It is difficult to obtain perfect anteroposterior images in young patients, as even slight head-tilting may influence tracheal width in the anteroposterior view, although the effect is less severe on lateral than frontal images. However, our findings indicate that LR and FR values can be used to determine whether most patients with croup can be discharged after initial treatment (OR: 10.19 / 15.50). Larger LR & FR values were statistically correlated with outpatient care. Furthermore, ROC curve analysis suggested that patients could be grouped into three levels of severity based on radiographic findings: mild, LR >0.6 or FR >0.65; moderate, LR between 0.45–0.6 or FR between 0.23–0.65; and severe, LR <0.45 or FR <0.23. Thus, patients in the mild group can be discharged following single doses of inhaled epinephrine and dexamethasone. Indeed, our findings indicate that patients could be discharged when initial LR values were above 0.6 (sensitivity: 96%; specificity; 1%, p = 0.018) and FR values were above 0.65 (sensitivity: 98%; specificity; 4%, p = 0.02). However, patients with LR values below 0.45 (sensitivity: 85%; specificity: 37%) or FR values below 0.23 (sensitivity: 71%; specificity: 52%) should be admitted following initial treatment with single doses of inhaled epinephrine and dexamethasone.

Otherwise, the relationship between the radiographic findings and other clinical findings were modestly correlated. We also observed no significant correlations between radiographic factors and age. In a previous study, the highest rate of admission from the ED was observed in children at least 1 year of age, followed by children younger than 1 year3. However, Fitzgerald and Kilham considered age <6 months to be one of several predisposing factors for admission following initial treatment for croup13. In the present study, we observed no significant correlation between age and rates of admission or croup severity in patients under 1 year of age. Furthermore, no patients under 1 year of age returned within 48 hours due to worsening of clinical symptoms. Patients in the toddler to preschool age group (1–6 years old) had a higher chance of outpatient status (OR: 2.79).

Several studies have aimed to determine the point at which relief from stridor symptoms occurs following initial treatment with inhaled epinephrine and oral/intramuscular/intravenous dexamethasone. Most researchers have agreed that patients typically require 2–3 days to recover, although up to 1 week may be necessary to relive obstruction of the upper airway in some patients13,14,15,16. In the hospitalization group of the present study, approximately 15 hours was required for patients with WS above 4 to achieve a WS of 2 following admission to the POU. Although recovery rate was not analyzed in the present study, the length of stay ranged from 1 to 37 hours, and the major predicting factors were initial WS and radiographic factors. No patients in the POU group experienced a clinically biphasic course, and earlier symptom relief was noted in patients who had received earlier treatment with medication. Previous studies have indicated that the effects of steroid treatment should be evident 4 to 6 hours following treatment in patients with mild to moderately severe croup7. In contrast, previous reports have indicated that the effects of oral dexamethasone at 0.15 mg/kg become evident within 30 minutes15. In our study, no patients in the outpatient group experienced a worsening of obstruction symptoms 30 minutes after initial treatment. Indeed, only two patients (1.5%) returned within 48 hours.

The present study possesses some limitations of note. Most importantly, we did not obtain follow-up radiographic images after treatment to ensure that children received minimal exposure to radiation. A larger sample size of study may be necessary in the further research to produce adequately powered analyses in older patients.

Conclusion

Our findings indicated that radiographic factors may objectively assess the severity of croup. The LR and FR were significantly correlated with the severity and admission rate in croup. The LR > 0.6 and FR > 0.65 may indicate low risk in patients with croup, whereas the FR < 0.23 or LR < 0.45 may indicate the need of stay in hospital for further treatment and monitor17.

Document structure recognition data:
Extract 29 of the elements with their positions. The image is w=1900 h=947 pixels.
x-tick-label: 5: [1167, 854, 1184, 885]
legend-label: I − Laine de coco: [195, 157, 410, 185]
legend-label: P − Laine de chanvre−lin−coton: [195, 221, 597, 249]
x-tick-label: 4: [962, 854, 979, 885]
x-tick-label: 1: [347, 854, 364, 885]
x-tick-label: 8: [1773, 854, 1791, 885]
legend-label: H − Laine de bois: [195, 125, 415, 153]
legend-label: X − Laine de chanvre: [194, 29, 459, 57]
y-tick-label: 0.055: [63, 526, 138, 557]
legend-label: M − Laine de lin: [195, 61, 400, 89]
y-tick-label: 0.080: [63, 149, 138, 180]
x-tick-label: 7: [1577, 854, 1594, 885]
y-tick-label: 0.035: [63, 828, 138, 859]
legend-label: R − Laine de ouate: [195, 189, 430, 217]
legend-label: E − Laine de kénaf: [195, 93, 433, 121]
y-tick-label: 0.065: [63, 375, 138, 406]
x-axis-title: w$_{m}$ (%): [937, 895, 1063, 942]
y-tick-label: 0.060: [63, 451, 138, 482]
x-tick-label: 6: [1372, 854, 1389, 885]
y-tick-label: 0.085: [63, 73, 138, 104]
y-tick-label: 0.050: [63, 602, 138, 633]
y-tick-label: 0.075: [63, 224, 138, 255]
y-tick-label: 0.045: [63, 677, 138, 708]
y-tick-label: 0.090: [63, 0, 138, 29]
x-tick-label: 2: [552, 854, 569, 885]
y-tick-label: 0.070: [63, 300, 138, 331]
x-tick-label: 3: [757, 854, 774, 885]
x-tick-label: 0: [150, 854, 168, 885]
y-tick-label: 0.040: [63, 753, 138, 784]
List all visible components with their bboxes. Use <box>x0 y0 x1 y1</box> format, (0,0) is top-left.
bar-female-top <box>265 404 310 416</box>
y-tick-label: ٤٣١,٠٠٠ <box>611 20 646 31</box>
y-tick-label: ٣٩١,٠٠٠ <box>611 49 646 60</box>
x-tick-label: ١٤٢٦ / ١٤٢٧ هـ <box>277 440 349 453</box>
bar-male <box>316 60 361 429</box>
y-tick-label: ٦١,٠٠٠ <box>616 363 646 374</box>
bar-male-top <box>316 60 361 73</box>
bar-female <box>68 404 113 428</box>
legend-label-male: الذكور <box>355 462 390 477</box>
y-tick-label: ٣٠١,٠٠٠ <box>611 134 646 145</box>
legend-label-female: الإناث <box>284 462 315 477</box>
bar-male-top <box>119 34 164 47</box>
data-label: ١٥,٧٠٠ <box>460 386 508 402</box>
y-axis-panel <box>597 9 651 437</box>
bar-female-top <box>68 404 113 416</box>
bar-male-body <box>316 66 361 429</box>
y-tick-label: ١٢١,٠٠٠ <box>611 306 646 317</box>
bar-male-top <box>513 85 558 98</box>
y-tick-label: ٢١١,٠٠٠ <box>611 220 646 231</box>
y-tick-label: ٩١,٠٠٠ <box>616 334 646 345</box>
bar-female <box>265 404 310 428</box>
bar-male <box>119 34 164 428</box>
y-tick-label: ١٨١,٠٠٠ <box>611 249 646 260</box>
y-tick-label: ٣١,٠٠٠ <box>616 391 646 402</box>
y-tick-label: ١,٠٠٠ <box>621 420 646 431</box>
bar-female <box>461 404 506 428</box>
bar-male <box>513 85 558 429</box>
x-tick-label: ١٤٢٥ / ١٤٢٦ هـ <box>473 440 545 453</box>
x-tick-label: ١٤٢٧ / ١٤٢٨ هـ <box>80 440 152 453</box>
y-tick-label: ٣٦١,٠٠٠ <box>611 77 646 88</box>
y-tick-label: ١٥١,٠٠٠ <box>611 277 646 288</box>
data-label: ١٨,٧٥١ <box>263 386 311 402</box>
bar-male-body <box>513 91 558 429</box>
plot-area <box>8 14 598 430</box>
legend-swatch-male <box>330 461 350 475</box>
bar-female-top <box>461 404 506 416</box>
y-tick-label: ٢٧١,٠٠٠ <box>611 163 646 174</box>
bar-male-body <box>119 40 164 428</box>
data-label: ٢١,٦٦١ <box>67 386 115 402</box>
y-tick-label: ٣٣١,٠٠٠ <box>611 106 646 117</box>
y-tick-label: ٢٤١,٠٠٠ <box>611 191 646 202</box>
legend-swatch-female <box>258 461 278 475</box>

- Task description
According to the croup text, what range did the length of stay cover? Answer using only the croup text.

- Output for this task
The length of stay ranged from 1 to 37 hours.